▶ [Stated problem]: Lines that contain the string "Georg" are to be copied; leave out all others.
· · · ·
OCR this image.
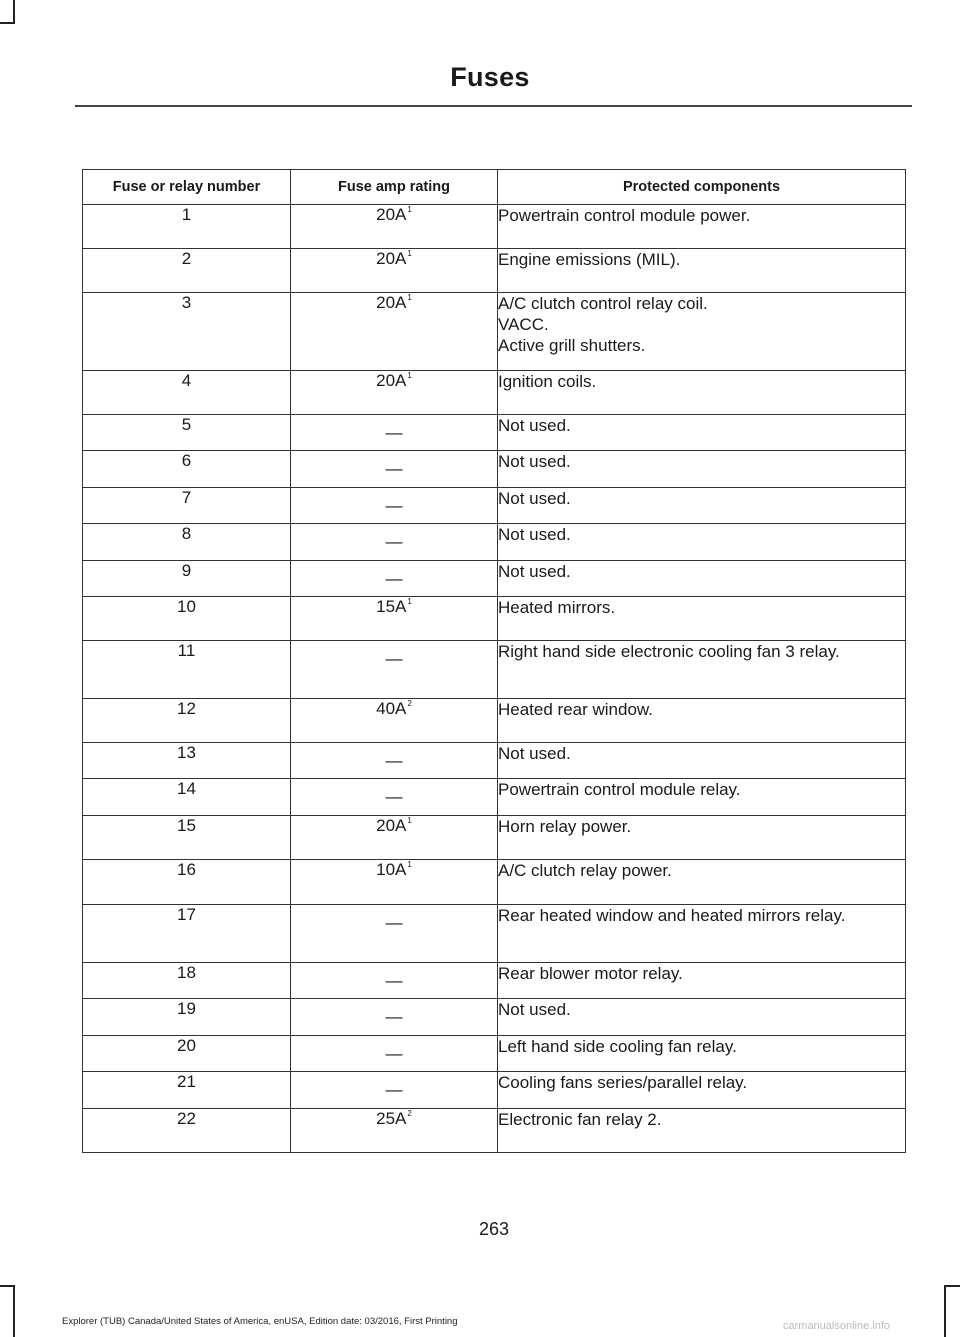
Fuses
Fuse or relay number	Fuse amp rating	Protected components
1	$20A^1$	Powertrain control module power.

2	$20A^1$	Engine emissions (MIL).

3	$20A^1$	A/C clutch control relay coil.
VACC.
Active grill shutters.

4	$20A^1$	Ignition coils.

5	—	Not used.

6	—	Not used.

7	—	Not used.

8	—	Not used.

9	—	Not used.

10	$15A^1$	Heated mirrors.

11	—	Right hand side electronic cooling fan 3 relay.

12	$40A^2$	Heated rear window.

13	—	Not used.

14	—	Powertrain control module relay.

15	$20A^1$	Horn relay power.

16	$10A^1$	A/C clutch relay power.

17	—	Rear heated window and heated mirrors relay.

18	—	Rear blower motor relay.

19	—	Not used.

20	—	Left hand side cooling fan relay.

21	—	Cooling fans series/parallel relay.

22	$25A^2$	Electronic fan relay 2.
263
Explorer (TUB) Canada/United States of America, enUSA, Edition date: 03/2016, First Printing	carmanualsonline.info
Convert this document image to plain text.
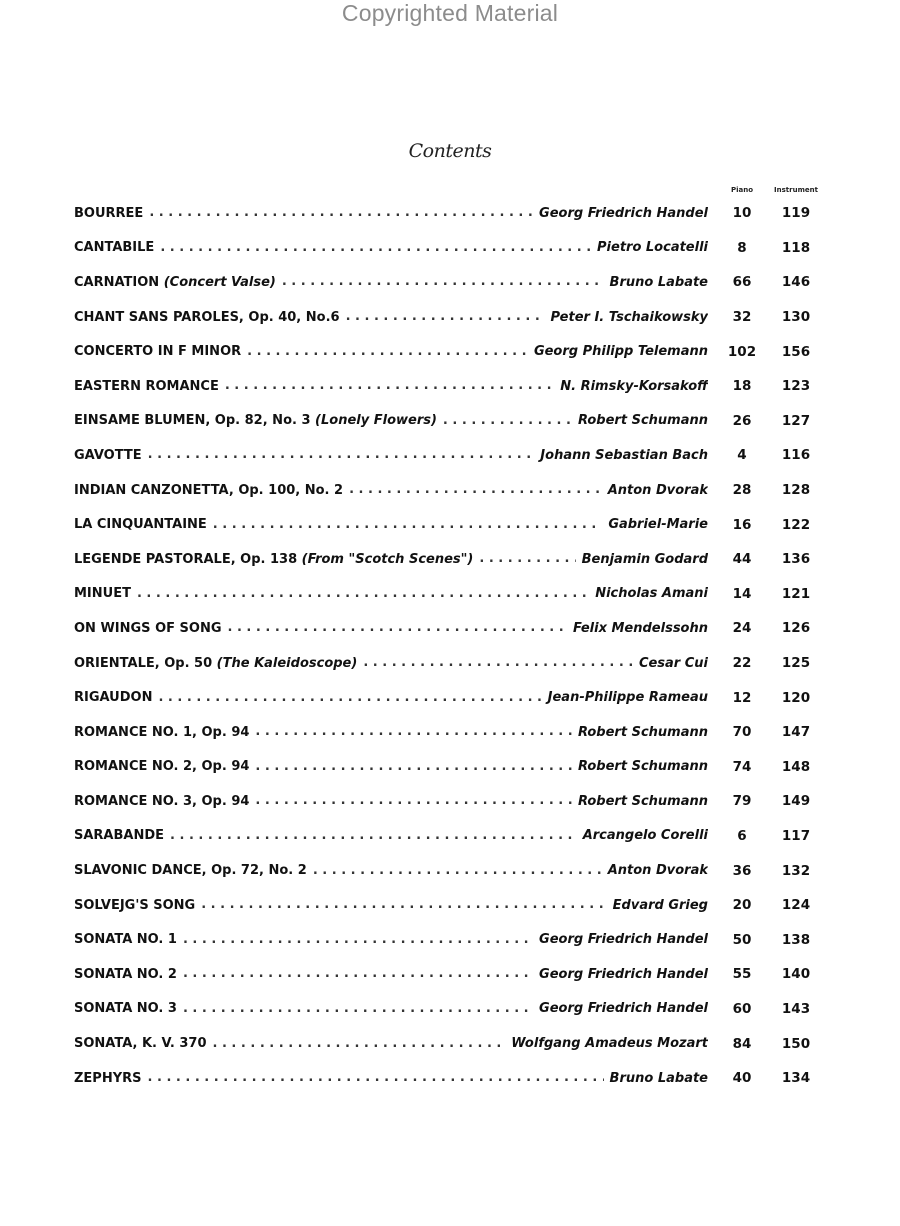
Copyrighted Material
Contents
Piano	Instrument
BOURREE . . .	Georg Friedrich Handel	10	119
CANTABILE . . .	Pietro Locatelli	8	118
CARNATION (Concert Valse) . . .	Bruno Labate	66	146
CHANT SANS PAROLES, Op. 40, No.6 . . .	Peter I. Tschaikowsky	32	130
CONCERTO IN F MINOR . . .	Georg Philipp Telemann 102	156
EASTERN ROMANCE . . .	N. Rimsky-Korsakoff	18	123
EINSAME BLUMEN, Op. 82, No. 3 (Lonely Flowers) . . .	Robert Schumann	26	127
GAVOTTE . . .	Johann Sebastian Bach	4	116
INDIAN CANZONETTA, Op. 100, No. 2 . . .	Anton Dvorak	28	128
LA CINQUANTAINE . . .	Gabriel-Marie	16	122
LEGENDE PASTORALE, Op. 138 (From "Scotch Scenes") . . .	Benjamin Godard	44	136
MINUET . . .	Nicholas Amani	14	121
ON WINGS OF SONG . . .	Felix Mendelssohn	24	126
ORIENTALE, Op. 50 (The Kaleidoscope) . . .	Cesar Cui	22	125
RIGAUDON . . .	Jean-Philippe Rameau	12	120
ROMANCE NO. 1, Op. 94 . . .	Robert Schumann	70	147
ROMANCE NO. 2, Op. 94 . . .	Robert Schumann	74	148
ROMANCE NO. 3, Op. 94 . . .	Robert Schumann	79	149
SARABANDE . . .	Arcangelo Corelli	6	117
SLAVONIC DANCE, Op. 72, No. 2 . . .	Anton Dvorak	36	132
SOLVEJG'S SONG . . .	Edvard Grieg	20	124
SONATA NO. 1 . . .	Georg Friedrich Handel	50	138
SONATA NO. 2 . . .	Georg Friedrich Handel	55	140
SONATA NO. 3 . . .	Georg Friedrich Handel	60	143
SONATA, K. V. 370 . . .	Wolfgang Amadeus Mozart	84	150
ZEPHYRS . . .	Bruno Labate	40	134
· · · ·
▶ [Expected answer]:
BOURREE . . .	Georg Friedrich Handel	10	119
CONCERTO IN F MINOR . . .	Georg Philipp Telemann 102	156
SONATA NO. 1 . . .	Georg Friedrich Handel	50	138
SONATA NO. 2 . . .	Georg Friedrich Handel	55	140
SONATA NO. 3 . . .	Georg Friedrich Handel	60	143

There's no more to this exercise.